#### To be done
Give back the entire listing verbatim.

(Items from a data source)
>> Start
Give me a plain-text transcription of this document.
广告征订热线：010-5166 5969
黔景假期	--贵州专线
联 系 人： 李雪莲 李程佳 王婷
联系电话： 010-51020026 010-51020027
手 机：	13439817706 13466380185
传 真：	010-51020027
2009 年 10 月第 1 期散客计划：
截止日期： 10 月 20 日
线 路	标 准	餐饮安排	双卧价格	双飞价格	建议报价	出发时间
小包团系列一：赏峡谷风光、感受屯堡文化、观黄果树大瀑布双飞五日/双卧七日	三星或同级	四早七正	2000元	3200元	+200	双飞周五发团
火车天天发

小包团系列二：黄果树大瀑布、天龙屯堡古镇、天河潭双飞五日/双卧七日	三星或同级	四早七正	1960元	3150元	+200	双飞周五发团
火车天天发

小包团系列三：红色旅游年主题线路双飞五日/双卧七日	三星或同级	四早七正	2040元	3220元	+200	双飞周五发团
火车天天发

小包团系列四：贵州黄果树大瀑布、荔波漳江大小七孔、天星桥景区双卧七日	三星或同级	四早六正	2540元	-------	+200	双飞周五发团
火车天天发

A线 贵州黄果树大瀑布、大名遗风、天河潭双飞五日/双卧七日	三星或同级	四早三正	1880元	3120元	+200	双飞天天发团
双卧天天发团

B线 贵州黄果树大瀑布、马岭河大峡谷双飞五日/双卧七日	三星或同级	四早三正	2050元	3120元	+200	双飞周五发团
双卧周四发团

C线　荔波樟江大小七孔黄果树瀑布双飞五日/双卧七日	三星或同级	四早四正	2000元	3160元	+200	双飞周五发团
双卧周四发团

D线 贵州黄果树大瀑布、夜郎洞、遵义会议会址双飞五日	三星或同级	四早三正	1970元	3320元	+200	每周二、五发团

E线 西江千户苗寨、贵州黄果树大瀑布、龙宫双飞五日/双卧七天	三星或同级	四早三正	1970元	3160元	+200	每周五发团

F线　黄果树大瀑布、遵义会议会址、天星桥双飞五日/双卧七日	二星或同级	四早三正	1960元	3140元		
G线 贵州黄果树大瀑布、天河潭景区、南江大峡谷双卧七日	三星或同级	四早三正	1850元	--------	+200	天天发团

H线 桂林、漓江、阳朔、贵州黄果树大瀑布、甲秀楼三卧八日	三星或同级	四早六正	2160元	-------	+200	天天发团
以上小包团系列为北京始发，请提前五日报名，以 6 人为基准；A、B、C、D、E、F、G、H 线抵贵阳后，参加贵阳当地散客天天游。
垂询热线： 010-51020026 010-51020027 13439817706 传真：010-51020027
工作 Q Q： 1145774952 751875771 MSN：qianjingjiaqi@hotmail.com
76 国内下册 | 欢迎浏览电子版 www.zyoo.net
>> End
#### The answer
Give me a plain-text transcription of this document.
广告征订热线：010-5166 5969
黔景假期	--贵州专线
联 系 人： 李雪莲 李程佳 王婷
联系电话： 010-51020026 010-51020027
手 机：	13439817706 13466380185
传 真：	010-51020027
2009 年 10 月第 1 期散客计划：
截止日期： 10 月 20 日
线 路	标 准	餐饮安排	双卧价格	双飞价格	建议报价	出发时间
小包团系列一：赏峡谷风光、感受屯堡文化、观黄果树大瀑布双飞五日/双卧七日	三星或同级	四早七正	2000元	3200元	+200	双飞周五发团
火车天天发

小包团系列二：黄果树大瀑布、天龙屯堡古镇、天河潭双飞五日/双卧七日	三星或同级	四早七正	1960元	3150元	+200	双飞周五发团
火车天天发

小包团系列三：红色旅游年主题线路双飞五日/双卧七日	三星或同级	四早七正	2040元	3220元	+200	双飞周五发团
火车天天发

小包团系列四：贵州黄果树大瀑布、荔波漳江大小七孔、天星桥景区双卧七日	三星或同级	四早六正	2540元	-------	+200	双飞周五发团
火车天天发

A线 贵州黄果树大瀑布、大名遗风、天河潭双飞五日/双卧七日	三星或同级	四早三正	1880元	3120元	+200	双飞天天发团
双卧天天发团

B线 贵州黄果树大瀑布、马岭河大峡谷双飞五日/双卧七日	三星或同级	四早三正	2050元	3120元	+200	双飞周五发团
双卧周四发团

C线　荔波樟江大小七孔黄果树瀑布双飞五日/双卧七日	三星或同级	四早四正	2000元	3160元	+200	双飞周五发团
双卧周四发团

D线 贵州黄果树大瀑布、夜郎洞、遵义会议会址双飞五日	三星或同级	四早三正	1970元	3320元	+200	每周二、五发团

E线 西江千户苗寨、贵州黄果树大瀑布、龙宫双飞五日/双卧七天	三星或同级	四早三正	1970元	3160元	+200	每周五发团

F线　黄果树大瀑布、遵义会议会址、天星桥双飞五日/双卧七日	二星或同级	四早三正	1960元	3140元		
G线 贵州黄果树大瀑布、天河潭景区、南江大峡谷双卧七日	三星或同级	四早三正	1850元	--------	+200	天天发团

H线 桂林、漓江、阳朔、贵州黄果树大瀑布、甲秀楼三卧八日	三星或同级	四早六正	2160元	-------	+200	天天发团
以上小包团系列为北京始发，请提前五日报名，以 6 人为基准；A、B、C、D、E、F、G、H 线抵贵阳后，参加贵阳当地散客天天游。
垂询热线： 010-51020026 010-51020027 13439817706 传真：010-51020027
工作 Q Q： 1145774952 751875771 MSN：qianjingjiaqi@hotmail.com
76 国内下册 | 欢迎浏览电子版 www.zyoo.net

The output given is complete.